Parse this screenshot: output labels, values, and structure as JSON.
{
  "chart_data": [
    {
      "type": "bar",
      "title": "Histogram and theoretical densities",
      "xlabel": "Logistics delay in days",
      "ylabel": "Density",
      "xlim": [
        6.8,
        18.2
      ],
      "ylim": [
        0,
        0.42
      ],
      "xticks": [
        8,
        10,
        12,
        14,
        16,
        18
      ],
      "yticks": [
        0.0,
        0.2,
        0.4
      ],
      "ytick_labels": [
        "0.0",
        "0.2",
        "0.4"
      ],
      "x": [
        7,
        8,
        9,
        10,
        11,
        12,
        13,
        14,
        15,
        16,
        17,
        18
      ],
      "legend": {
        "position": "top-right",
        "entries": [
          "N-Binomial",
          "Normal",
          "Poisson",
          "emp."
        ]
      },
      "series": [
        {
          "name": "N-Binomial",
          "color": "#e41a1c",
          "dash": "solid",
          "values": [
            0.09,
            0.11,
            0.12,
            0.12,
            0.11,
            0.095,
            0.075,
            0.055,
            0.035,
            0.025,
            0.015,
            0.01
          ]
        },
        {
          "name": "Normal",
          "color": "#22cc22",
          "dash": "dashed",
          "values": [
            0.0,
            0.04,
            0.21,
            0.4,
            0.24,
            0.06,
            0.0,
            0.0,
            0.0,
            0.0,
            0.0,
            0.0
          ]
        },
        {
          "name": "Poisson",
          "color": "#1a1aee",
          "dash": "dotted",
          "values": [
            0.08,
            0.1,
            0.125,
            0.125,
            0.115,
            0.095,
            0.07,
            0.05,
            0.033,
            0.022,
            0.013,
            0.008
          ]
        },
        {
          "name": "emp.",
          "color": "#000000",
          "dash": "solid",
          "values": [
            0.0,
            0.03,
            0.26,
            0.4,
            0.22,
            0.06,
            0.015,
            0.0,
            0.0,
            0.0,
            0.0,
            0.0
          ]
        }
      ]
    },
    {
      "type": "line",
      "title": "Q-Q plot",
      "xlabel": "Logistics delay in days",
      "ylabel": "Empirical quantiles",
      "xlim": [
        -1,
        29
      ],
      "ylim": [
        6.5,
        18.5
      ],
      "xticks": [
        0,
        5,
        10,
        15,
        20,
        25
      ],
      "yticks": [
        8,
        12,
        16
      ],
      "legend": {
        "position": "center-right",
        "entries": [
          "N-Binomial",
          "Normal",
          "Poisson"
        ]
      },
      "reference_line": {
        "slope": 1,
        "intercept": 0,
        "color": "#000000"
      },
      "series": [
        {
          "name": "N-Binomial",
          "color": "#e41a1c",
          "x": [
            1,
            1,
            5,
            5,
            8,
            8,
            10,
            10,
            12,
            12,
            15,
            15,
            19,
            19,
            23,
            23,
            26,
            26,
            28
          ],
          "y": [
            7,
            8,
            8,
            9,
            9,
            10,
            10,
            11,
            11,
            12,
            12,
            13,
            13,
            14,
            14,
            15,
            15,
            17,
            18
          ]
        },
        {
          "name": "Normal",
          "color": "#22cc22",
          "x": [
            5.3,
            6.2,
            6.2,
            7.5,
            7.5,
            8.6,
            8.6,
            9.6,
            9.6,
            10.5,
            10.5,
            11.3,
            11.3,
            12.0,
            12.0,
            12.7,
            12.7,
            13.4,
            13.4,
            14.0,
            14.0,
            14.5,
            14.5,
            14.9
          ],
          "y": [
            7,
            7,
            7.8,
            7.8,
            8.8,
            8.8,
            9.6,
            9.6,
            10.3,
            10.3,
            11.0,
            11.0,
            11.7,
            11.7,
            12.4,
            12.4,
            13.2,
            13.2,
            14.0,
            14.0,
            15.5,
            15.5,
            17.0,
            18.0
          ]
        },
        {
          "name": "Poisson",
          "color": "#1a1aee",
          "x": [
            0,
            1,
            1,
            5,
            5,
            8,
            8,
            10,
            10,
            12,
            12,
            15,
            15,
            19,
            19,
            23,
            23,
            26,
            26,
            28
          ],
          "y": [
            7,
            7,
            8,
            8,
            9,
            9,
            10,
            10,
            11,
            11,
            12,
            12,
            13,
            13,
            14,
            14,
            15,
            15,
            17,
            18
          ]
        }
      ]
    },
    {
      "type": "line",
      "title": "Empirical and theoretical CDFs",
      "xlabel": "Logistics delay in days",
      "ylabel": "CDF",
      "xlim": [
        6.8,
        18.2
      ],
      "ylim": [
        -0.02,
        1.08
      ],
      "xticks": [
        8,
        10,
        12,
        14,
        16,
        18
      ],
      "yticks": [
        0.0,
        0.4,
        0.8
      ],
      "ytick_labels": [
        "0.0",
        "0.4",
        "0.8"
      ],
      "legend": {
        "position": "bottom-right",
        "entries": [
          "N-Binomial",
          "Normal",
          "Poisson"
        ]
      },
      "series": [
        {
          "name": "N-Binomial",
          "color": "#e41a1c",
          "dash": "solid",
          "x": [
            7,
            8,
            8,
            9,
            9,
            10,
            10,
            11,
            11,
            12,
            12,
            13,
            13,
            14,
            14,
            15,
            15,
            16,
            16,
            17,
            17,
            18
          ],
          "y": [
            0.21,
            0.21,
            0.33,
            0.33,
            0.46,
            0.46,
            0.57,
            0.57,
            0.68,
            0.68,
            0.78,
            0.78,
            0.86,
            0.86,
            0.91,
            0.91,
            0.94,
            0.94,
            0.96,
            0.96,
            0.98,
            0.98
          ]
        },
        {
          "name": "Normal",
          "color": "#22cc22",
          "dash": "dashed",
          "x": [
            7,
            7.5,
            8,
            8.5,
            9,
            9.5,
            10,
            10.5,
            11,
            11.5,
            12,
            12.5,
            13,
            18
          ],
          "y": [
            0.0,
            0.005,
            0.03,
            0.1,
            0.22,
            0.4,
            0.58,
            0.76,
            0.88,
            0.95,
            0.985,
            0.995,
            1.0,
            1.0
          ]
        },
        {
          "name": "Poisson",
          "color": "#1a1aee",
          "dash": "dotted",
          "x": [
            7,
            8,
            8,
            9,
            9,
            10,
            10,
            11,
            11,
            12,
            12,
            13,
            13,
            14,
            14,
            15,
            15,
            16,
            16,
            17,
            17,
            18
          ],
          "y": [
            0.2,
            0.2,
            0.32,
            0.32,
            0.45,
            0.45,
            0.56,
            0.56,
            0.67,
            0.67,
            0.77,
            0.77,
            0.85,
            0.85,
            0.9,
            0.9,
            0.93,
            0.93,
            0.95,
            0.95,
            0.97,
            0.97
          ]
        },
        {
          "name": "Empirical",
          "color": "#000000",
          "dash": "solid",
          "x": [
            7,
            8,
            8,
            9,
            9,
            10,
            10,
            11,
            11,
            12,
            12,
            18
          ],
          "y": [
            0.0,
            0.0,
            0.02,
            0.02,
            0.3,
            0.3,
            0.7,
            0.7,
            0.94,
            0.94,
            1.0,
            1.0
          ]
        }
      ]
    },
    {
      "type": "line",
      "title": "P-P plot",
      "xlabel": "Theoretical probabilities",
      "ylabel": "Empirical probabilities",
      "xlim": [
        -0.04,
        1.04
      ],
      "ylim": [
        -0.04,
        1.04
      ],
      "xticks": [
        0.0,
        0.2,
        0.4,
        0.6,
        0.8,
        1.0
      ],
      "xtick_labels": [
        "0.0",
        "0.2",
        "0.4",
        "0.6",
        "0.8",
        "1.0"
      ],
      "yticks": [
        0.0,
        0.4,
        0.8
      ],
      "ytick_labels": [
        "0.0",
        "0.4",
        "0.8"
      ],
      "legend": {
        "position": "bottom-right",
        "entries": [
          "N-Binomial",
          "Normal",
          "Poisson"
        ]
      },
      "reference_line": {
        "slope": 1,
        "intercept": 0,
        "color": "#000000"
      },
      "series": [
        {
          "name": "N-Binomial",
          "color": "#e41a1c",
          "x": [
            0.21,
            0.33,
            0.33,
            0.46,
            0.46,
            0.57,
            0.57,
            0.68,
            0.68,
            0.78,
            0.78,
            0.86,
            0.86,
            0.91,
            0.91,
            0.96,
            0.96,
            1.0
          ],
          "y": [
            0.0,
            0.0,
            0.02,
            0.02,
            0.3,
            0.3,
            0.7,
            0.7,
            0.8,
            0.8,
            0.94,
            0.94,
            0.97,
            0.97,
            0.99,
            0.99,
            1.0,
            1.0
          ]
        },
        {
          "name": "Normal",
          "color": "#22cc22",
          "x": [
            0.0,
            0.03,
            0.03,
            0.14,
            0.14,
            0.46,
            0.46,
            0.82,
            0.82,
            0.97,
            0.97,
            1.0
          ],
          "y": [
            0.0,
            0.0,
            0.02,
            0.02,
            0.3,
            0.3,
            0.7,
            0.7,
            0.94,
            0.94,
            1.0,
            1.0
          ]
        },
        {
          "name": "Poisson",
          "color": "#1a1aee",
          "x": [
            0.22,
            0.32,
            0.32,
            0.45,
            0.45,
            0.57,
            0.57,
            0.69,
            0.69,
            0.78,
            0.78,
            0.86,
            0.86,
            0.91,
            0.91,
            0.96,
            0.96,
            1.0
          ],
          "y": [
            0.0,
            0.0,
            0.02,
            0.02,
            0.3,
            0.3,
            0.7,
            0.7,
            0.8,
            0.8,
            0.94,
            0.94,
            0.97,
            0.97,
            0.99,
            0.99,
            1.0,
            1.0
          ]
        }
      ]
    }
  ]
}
|---|
Request: Pull out every line in the material above where "Empirical" occurs.

Correct answer:
      "ylabel": "Empirical quantiles",
      "title": "Empirical and theoretical CDFs",
          "name": "Empirical",
      "ylabel": "Empirical probabilities",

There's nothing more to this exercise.